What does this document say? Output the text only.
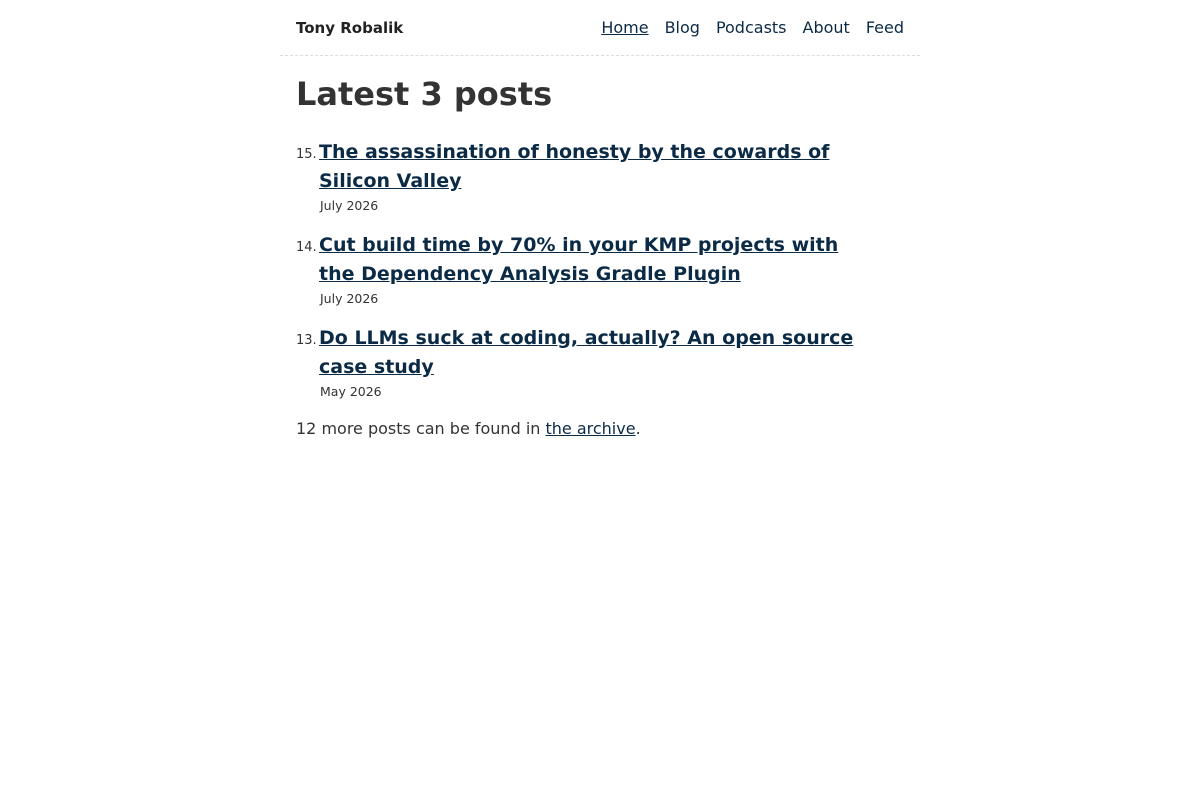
Tony Robalik	Home Blog Podcasts About Feed
Latest 3 posts
15. The assassination of honesty by the cowards of Silicon Valley
July 2026
14. Cut build time by 70% in your KMP projects with the Dependency Analysis Gradle Plugin
July 2026
13. Do LLMs suck at coding, actually? An open source case study
May 2026

12 more posts can be found in the archive.
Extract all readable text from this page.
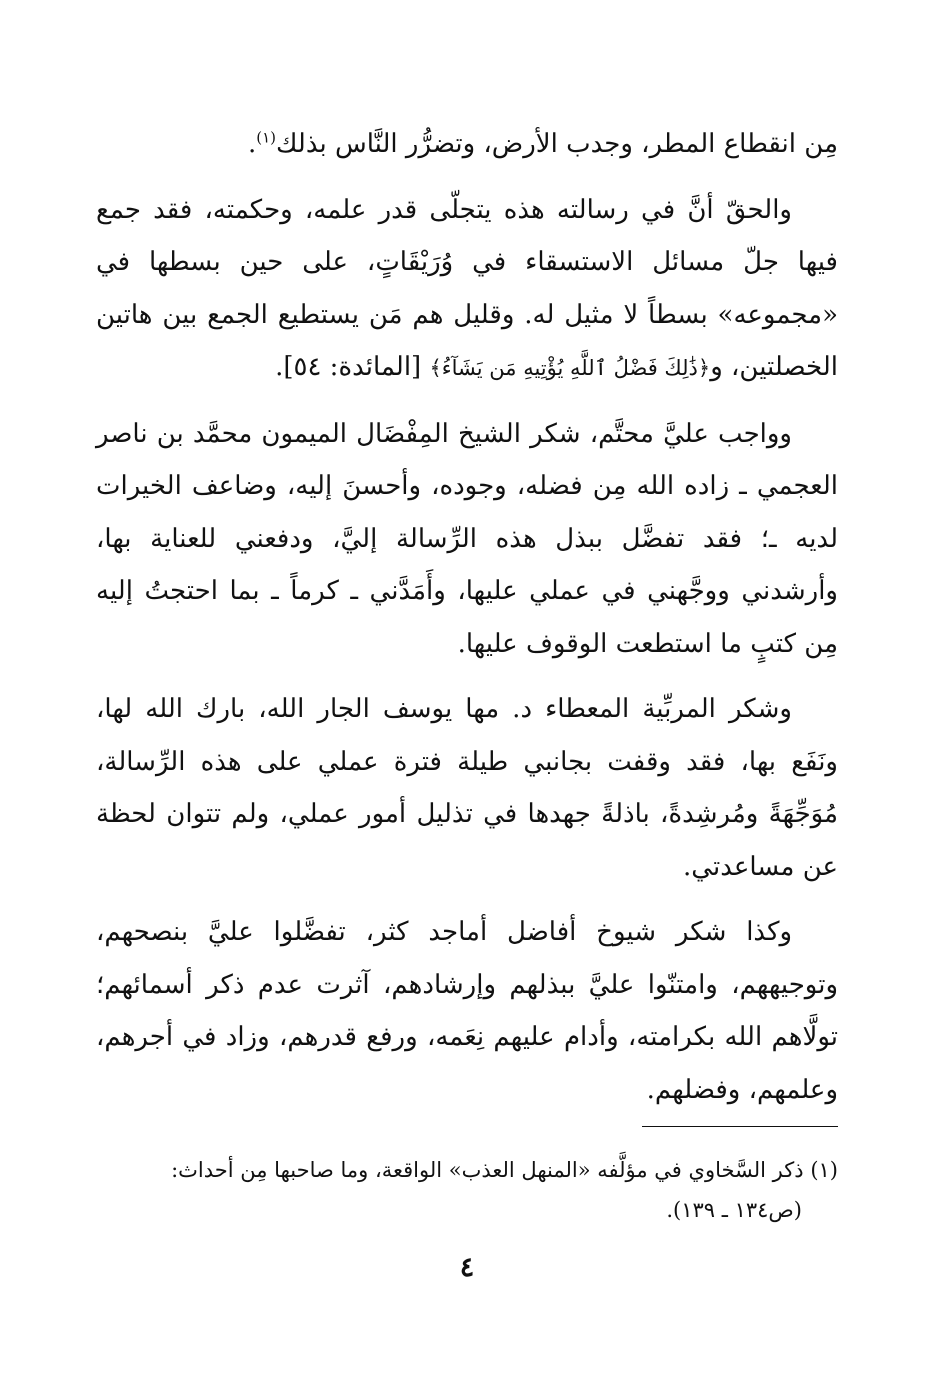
مِن انقطاع المطر، وجدب الأرض، وتضرُّر النَّاس بذلك$^{(١)}$.

والحقّ أنَّ في رسالته هذه يتجلّى قدر علمه، وحكمته، فقد جمع فيها جلّ مسائل الاستسقاء في وُرَيْقَاتٍ، على حين بسطها في «مجموعه» بسطاً لا مثيل له. وقليل هم مَن يستطيع الجمع بين هاتين الخصلتين، و﴿ذَٰلِكَ فَضْلُ ٱللَّهِ يُؤْتِيهِ مَن يَشَآءُ﴾ [المائدة: ٥٤].

وواجب عليَّ محتَّم، شكر الشيخ المِفْضَال الميمون محمَّد بن ناصر العجمي ـ زاده الله مِن فضله، وجوده، وأحسنَ إليه، وضاعف الخيرات لديه ـ؛ فقد تفضَّل ببذل هذه الرِّسالة إليَّ، ودفعني للعناية بها، وأرشدني ووجَّهني في عملي عليها، وأَمَدَّني ـ كرماً ـ بما احتجتُ إليه مِن كتبٍ ما استطعت الوقوف عليها.

وشكر المربِّية المعطاء د. مها يوسف الجار الله، بارك الله لها، ونَفَع بها، فقد وقفت بجانبي طيلة فترة عملي على هذه الرِّسالة، مُوَجِّهَةً ومُرشِدةً، باذلةً جهدها في تذليل أمور عملي، ولم تتوان لحظة عن مساعدتي.

وكذا شكر شيوخ أفاضل أماجد كثر، تفضَّلوا عليَّ بنصحهم، وتوجيههم، وامتنّوا عليَّ ببذلهم وإرشادهم، آثرت عدم ذكر أسمائهم؛ تولَّاهم الله بكرامته، وأدام عليهم نِعَمه، ورفع قدرهم، وزاد في أجرهم، وعلمهم، وفضلهم.

(١) ذكر السَّخاوي في مؤلَّفه «المنهل العذب» الواقعة، وما صاحبها مِن أحداث:
(ص١٣٤ ـ ١٣٩).
٤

= EXERCISE DIRECTIONS =
In the listing above, find the lines holding the word "سالة" and copy them.

= COMPLETE RESPONSE =
وواجب عليَّ محتَّم، شكر الشيخ المِفْضَال الميمون محمَّد بن ناصر العجمي ـ زاده الله مِن فضله، وجوده، وأحسنَ إليه، وضاعف الخيرات لديه ـ؛ فقد تفضَّل ببذل هذه الرِّسالة إليَّ، ودفعني للعناية بها، وأرشدني ووجَّهني في عملي عليها، وأَمَدَّني ـ كرماً ـ بما احتجتُ إليه مِن كتبٍ ما استطعت الوقوف عليها.
وشكر المربِّية المعطاء د. مها يوسف الجار الله، بارك الله لها، ونَفَع بها، فقد وقفت بجانبي طيلة فترة عملي على هذه الرِّسالة، مُوَجِّهَةً ومُرشِدةً، باذلةً جهدها في تذليل أمور عملي، ولم تتوان لحظة عن مساعدتي.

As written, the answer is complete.